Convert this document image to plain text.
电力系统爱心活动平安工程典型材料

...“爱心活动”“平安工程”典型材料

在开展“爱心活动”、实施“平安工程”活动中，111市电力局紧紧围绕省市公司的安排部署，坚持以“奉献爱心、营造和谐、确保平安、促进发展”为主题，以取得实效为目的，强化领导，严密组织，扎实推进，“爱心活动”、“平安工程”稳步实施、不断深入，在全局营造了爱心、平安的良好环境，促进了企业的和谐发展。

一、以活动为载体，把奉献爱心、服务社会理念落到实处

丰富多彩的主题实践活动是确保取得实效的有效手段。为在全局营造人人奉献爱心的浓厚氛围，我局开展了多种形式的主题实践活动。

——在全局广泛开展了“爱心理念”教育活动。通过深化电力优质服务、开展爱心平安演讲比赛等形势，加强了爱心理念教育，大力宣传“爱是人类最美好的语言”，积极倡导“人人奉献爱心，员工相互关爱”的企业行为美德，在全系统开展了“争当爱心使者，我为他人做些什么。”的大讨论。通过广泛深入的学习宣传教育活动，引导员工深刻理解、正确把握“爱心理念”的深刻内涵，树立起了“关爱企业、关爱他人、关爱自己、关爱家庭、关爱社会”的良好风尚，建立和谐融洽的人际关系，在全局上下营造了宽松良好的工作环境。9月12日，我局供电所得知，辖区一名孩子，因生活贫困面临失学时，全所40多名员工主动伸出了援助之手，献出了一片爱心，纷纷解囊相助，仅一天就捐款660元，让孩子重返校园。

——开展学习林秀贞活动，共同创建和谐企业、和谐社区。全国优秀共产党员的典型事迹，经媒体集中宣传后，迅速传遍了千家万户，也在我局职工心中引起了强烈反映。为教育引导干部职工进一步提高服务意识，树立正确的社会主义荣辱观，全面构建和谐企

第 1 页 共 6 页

=-=-=-=-=

What needs to be done
Repeat back the data above, exact to the last character.

Finished exercise
Convert this document image to plain text.
电力系统爱心活动平安工程典型材料

...“爱心活动”“平安工程”典型材料

在开展“爱心活动”、实施“平安工程”活动中，111市电力局紧紧围绕省市公司的安排部署，坚持以“奉献爱心、营造和谐、确保平安、促进发展”为主题，以取得实效为目的，强化领导，严密组织，扎实推进，“爱心活动”、“平安工程”稳步实施、不断深入，在全局营造了爱心、平安的良好环境，促进了企业的和谐发展。

一、以活动为载体，把奉献爱心、服务社会理念落到实处

丰富多彩的主题实践活动是确保取得实效的有效手段。为在全局营造人人奉献爱心的浓厚氛围，我局开展了多种形式的主题实践活动。

——在全局广泛开展了“爱心理念”教育活动。通过深化电力优质服务、开展爱心平安演讲比赛等形势，加强了爱心理念教育，大力宣传“爱是人类最美好的语言”，积极倡导“人人奉献爱心，员工相互关爱”的企业行为美德，在全系统开展了“争当爱心使者，我为他人做些什么。”的大讨论。通过广泛深入的学习宣传教育活动，引导员工深刻理解、正确把握“爱心理念”的深刻内涵，树立起了“关爱企业、关爱他人、关爱自己、关爱家庭、关爱社会”的良好风尚，建立和谐融洽的人际关系，在全局上下营造了宽松良好的工作环境。9月12日，我局供电所得知，辖区一名孩子，因生活贫困面临失学时，全所40多名员工主动伸出了援助之手，献出了一片爱心，纷纷解囊相助，仅一天就捐款660元，让孩子重返校园。

——开展学习林秀贞活动，共同创建和谐企业、和谐社区。全国优秀共产党员的典型事迹，经媒体集中宣传后，迅速传遍了千家万户，也在我局职工心中引起了强烈反映。为教育引导干部职工进一步提高服务意识，树立正确的社会主义荣辱观，全面构建和谐企

第 1 页 共 6 页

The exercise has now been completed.